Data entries

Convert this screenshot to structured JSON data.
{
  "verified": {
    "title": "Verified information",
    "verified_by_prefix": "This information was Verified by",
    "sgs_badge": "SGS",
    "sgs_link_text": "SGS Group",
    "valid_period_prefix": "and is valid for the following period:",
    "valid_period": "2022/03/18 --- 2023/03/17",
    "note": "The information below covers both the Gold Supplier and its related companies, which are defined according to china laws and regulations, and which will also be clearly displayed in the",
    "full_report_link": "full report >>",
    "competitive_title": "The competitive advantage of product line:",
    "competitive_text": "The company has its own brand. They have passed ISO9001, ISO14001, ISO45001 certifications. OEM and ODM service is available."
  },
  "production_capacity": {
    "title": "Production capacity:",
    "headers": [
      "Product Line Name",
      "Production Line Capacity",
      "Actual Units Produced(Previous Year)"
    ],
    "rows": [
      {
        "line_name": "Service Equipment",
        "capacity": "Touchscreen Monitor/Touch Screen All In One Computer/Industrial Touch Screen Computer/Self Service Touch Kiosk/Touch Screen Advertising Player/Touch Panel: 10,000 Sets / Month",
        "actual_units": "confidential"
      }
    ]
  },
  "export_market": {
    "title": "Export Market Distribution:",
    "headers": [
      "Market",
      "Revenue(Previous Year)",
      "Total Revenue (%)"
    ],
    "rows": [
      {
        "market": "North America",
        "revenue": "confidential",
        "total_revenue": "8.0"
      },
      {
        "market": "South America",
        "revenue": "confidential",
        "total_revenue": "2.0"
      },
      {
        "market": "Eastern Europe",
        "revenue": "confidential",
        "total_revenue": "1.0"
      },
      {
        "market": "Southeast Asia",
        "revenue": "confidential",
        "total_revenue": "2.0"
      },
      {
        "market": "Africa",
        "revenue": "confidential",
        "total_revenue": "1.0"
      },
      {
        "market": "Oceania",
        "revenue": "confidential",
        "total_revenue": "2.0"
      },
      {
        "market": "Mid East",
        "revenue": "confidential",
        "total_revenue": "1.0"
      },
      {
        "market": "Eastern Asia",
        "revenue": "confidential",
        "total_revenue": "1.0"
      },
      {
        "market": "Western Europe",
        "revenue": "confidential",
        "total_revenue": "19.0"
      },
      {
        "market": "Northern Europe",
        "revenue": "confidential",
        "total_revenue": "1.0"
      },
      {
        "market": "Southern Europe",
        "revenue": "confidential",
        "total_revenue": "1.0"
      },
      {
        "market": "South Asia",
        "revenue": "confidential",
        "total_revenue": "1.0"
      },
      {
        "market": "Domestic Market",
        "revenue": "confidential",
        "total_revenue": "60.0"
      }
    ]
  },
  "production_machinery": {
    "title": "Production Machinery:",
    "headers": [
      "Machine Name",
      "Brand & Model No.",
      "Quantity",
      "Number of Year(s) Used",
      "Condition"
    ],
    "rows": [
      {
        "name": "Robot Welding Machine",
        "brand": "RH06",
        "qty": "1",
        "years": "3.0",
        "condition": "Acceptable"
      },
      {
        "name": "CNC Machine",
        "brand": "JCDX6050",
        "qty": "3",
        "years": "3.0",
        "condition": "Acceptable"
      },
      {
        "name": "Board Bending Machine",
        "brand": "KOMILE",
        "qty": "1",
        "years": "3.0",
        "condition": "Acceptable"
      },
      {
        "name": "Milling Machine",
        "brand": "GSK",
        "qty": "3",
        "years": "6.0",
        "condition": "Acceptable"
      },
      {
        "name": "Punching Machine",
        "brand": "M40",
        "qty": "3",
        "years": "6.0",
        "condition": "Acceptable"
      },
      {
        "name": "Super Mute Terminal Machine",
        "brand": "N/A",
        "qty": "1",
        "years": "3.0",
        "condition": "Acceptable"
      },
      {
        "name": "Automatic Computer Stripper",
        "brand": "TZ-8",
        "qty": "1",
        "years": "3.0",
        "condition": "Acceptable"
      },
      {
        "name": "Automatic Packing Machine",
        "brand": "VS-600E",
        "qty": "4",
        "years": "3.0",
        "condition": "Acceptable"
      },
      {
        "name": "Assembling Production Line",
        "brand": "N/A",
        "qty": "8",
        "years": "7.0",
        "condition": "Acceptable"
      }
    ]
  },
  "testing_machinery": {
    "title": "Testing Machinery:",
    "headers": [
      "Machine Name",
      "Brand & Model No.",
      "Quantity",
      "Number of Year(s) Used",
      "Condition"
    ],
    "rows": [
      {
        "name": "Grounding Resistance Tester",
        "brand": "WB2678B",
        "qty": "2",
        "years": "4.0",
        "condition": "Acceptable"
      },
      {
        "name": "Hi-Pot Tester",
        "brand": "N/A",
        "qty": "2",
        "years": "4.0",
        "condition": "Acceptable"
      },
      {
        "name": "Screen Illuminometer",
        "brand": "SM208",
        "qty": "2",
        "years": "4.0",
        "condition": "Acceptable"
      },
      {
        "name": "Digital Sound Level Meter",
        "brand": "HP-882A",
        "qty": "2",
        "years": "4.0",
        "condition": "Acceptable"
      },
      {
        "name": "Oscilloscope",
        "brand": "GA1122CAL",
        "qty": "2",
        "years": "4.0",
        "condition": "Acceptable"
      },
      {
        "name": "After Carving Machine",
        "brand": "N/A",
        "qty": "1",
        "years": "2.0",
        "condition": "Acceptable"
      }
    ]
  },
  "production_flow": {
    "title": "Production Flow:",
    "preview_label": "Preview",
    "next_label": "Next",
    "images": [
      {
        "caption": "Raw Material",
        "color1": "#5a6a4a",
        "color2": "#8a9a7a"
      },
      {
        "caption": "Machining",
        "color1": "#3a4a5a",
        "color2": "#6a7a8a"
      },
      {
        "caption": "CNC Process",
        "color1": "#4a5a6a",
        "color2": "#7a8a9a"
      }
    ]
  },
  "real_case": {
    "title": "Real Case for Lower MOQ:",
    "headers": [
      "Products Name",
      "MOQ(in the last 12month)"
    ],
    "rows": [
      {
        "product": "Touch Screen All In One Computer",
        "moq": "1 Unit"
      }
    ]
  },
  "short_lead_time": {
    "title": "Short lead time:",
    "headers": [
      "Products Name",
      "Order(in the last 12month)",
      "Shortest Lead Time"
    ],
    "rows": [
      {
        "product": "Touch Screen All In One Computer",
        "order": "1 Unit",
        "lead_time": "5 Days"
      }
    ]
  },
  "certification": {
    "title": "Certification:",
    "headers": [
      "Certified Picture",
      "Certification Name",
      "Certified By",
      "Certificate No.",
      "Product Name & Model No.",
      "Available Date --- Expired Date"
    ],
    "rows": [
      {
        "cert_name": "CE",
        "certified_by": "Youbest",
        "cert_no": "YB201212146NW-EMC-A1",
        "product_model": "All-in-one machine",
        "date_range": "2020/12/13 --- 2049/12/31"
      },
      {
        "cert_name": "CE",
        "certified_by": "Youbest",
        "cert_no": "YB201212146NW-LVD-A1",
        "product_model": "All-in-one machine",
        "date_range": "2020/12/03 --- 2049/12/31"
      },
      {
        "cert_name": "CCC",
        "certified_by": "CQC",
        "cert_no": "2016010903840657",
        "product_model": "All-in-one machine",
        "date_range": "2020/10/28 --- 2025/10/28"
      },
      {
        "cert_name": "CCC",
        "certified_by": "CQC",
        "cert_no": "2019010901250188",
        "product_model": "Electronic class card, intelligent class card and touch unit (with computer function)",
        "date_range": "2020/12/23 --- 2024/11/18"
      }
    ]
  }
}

**Given instruction:**
Each of the records should be retyped exactly.

**Reply to the task:**
Convert this screenshot to structured JSON data.
{
  "verified": {
    "title": "Verified information",
    "verified_by_prefix": "This information was Verified by",
    "sgs_badge": "SGS",
    "sgs_link_text": "SGS Group",
    "valid_period_prefix": "and is valid for the following period:",
    "valid_period": "2022/03/18 --- 2023/03/17",
    "note": "The information below covers both the Gold Supplier and its related companies, which are defined according to china laws and regulations, and which will also be clearly displayed in the",
    "full_report_link": "full report >>",
    "competitive_title": "The competitive advantage of product line:",
    "competitive_text": "The company has its own brand. They have passed ISO9001, ISO14001, ISO45001 certifications. OEM and ODM service is available."
  },
  "production_capacity": {
    "title": "Production capacity:",
    "headers": [
      "Product Line Name",
      "Production Line Capacity",
      "Actual Units Produced(Previous Year)"
    ],
    "rows": [
      {
        "line_name": "Service Equipment",
        "capacity": "Touchscreen Monitor/Touch Screen All In One Computer/Industrial Touch Screen Computer/Self Service Touch Kiosk/Touch Screen Advertising Player/Touch Panel: 10,000 Sets / Month",
        "actual_units": "confidential"
      }
    ]
  },
  "export_market": {
    "title": "Export Market Distribution:",
    "headers": [
      "Market",
      "Revenue(Previous Year)",
      "Total Revenue (%)"
    ],
    "rows": [
      {
        "market": "North America",
        "revenue": "confidential",
        "total_revenue": "8.0"
      },
      {
        "market": "South America",
        "revenue": "confidential",
        "total_revenue": "2.0"
      },
      {
        "market": "Eastern Europe",
        "revenue": "confidential",
        "total_revenue": "1.0"
      },
      {
        "market": "Southeast Asia",
        "revenue": "confidential",
        "total_revenue": "2.0"
      },
      {
        "market": "Africa",
        "revenue": "confidential",
        "total_revenue": "1.0"
      },
      {
        "market": "Oceania",
        "revenue": "confidential",
        "total_revenue": "2.0"
      },
      {
        "market": "Mid East",
        "revenue": "confidential",
        "total_revenue": "1.0"
      },
      {
        "market": "Eastern Asia",
        "revenue": "confidential",
        "total_revenue": "1.0"
      },
      {
        "market": "Western Europe",
        "revenue": "confidential",
        "total_revenue": "19.0"
      },
      {
        "market": "Northern Europe",
        "revenue": "confidential",
        "total_revenue": "1.0"
      },
      {
        "market": "Southern Europe",
        "revenue": "confidential",
        "total_revenue": "1.0"
      },
      {
        "market": "South Asia",
        "revenue": "confidential",
        "total_revenue": "1.0"
      },
      {
        "market": "Domestic Market",
        "revenue": "confidential",
        "total_revenue": "60.0"
      }
    ]
  },
  "production_machinery": {
    "title": "Production Machinery:",
    "headers": [
      "Machine Name",
      "Brand & Model No.",
      "Quantity",
      "Number of Year(s) Used",
      "Condition"
    ],
    "rows": [
      {
        "name": "Robot Welding Machine",
        "brand": "RH06",
        "qty": "1",
        "years": "3.0",
        "condition": "Acceptable"
      },
      {
        "name": "CNC Machine",
        "brand": "JCDX6050",
        "qty": "3",
        "years": "3.0",
        "condition": "Acceptable"
      },
      {
        "name": "Board Bending Machine",
        "brand": "KOMILE",
        "qty": "1",
        "years": "3.0",
        "condition": "Acceptable"
      },
      {
        "name": "Milling Machine",
        "brand": "GSK",
        "qty": "3",
        "years": "6.0",
        "condition": "Acceptable"
      },
      {
        "name": "Punching Machine",
        "brand": "M40",
        "qty": "3",
        "years": "6.0",
        "condition": "Acceptable"
      },
      {
        "name": "Super Mute Terminal Machine",
        "brand": "N/A",
        "qty": "1",
        "years": "3.0",
        "condition": "Acceptable"
      },
      {
        "name": "Automatic Computer Stripper",
        "brand": "TZ-8",
        "qty": "1",
        "years": "3.0",
        "condition": "Acceptable"
      },
      {
        "name": "Automatic Packing Machine",
        "brand": "VS-600E",
        "qty": "4",
        "years": "3.0",
        "condition": "Acceptable"
      },
      {
        "name": "Assembling Production Line",
        "brand": "N/A",
        "qty": "8",
        "years": "7.0",
        "condition": "Acceptable"
      }
    ]
  },
  "testing_machinery": {
    "title": "Testing Machinery:",
    "headers": [
      "Machine Name",
      "Brand & Model No.",
      "Quantity",
      "Number of Year(s) Used",
      "Condition"
    ],
    "rows": [
      {
        "name": "Grounding Resistance Tester",
        "brand": "WB2678B",
        "qty": "2",
        "years": "4.0",
        "condition": "Acceptable"
      },
      {
        "name": "Hi-Pot Tester",
        "brand": "N/A",
        "qty": "2",
        "years": "4.0",
        "condition": "Acceptable"
      },
      {
        "name": "Screen Illuminometer",
        "brand": "SM208",
        "qty": "2",
        "years": "4.0",
        "condition": "Acceptable"
      },
      {
        "name": "Digital Sound Level Meter",
        "brand": "HP-882A",
        "qty": "2",
        "years": "4.0",
        "condition": "Acceptable"
      },
      {
        "name": "Oscilloscope",
        "brand": "GA1122CAL",
        "qty": "2",
        "years": "4.0",
        "condition": "Acceptable"
      },
      {
        "name": "After Carving Machine",
        "brand": "N/A",
        "qty": "1",
        "years": "2.0",
        "condition": "Acceptable"
      }
    ]
  },
  "production_flow": {
    "title": "Production Flow:",
    "preview_label": "Preview",
    "next_label": "Next",
    "images": [
      {
        "caption": "Raw Material",
        "color1": "#5a6a4a",
        "color2": "#8a9a7a"
      },
      {
        "caption": "Machining",
        "color1": "#3a4a5a",
        "color2": "#6a7a8a"
      },
      {
        "caption": "CNC Process",
        "color1": "#4a5a6a",
        "color2": "#7a8a9a"
      }
    ]
  },
  "real_case": {
    "title": "Real Case for Lower MOQ:",
    "headers": [
      "Products Name",
      "MOQ(in the last 12month)"
    ],
    "rows": [
      {
        "product": "Touch Screen All In One Computer",
        "moq": "1 Unit"
      }
    ]
  },
  "short_lead_time": {
    "title": "Short lead time:",
    "headers": [
      "Products Name",
      "Order(in the last 12month)",
      "Shortest Lead Time"
    ],
    "rows": [
      {
        "product": "Touch Screen All In One Computer",
        "order": "1 Unit",
        "lead_time": "5 Days"
      }
    ]
  },
  "certification": {
    "title": "Certification:",
    "headers": [
      "Certified Picture",
      "Certification Name",
      "Certified By",
      "Certificate No.",
      "Product Name & Model No.",
      "Available Date --- Expired Date"
    ],
    "rows": [
      {
        "cert_name": "CE",
        "certified_by": "Youbest",
        "cert_no": "YB201212146NW-EMC-A1",
        "product_model": "All-in-one machine",
        "date_range": "2020/12/13 --- 2049/12/31"
      },
      {
        "cert_name": "CE",
        "certified_by": "Youbest",
        "cert_no": "YB201212146NW-LVD-A1",
        "product_model": "All-in-one machine",
        "date_range": "2020/12/03 --- 2049/12/31"
      },
      {
        "cert_name": "CCC",
        "certified_by": "CQC",
        "cert_no": "2016010903840657",
        "product_model": "All-in-one machine",
        "date_range": "2020/10/28 --- 2025/10/28"
      },
      {
        "cert_name": "CCC",
        "certified_by": "CQC",
        "cert_no": "2019010901250188",
        "product_model": "Electronic class card, intelligent class card and touch unit (with computer function)",
        "date_range": "2020/12/23 --- 2024/11/18"
      }
    ]
  }
}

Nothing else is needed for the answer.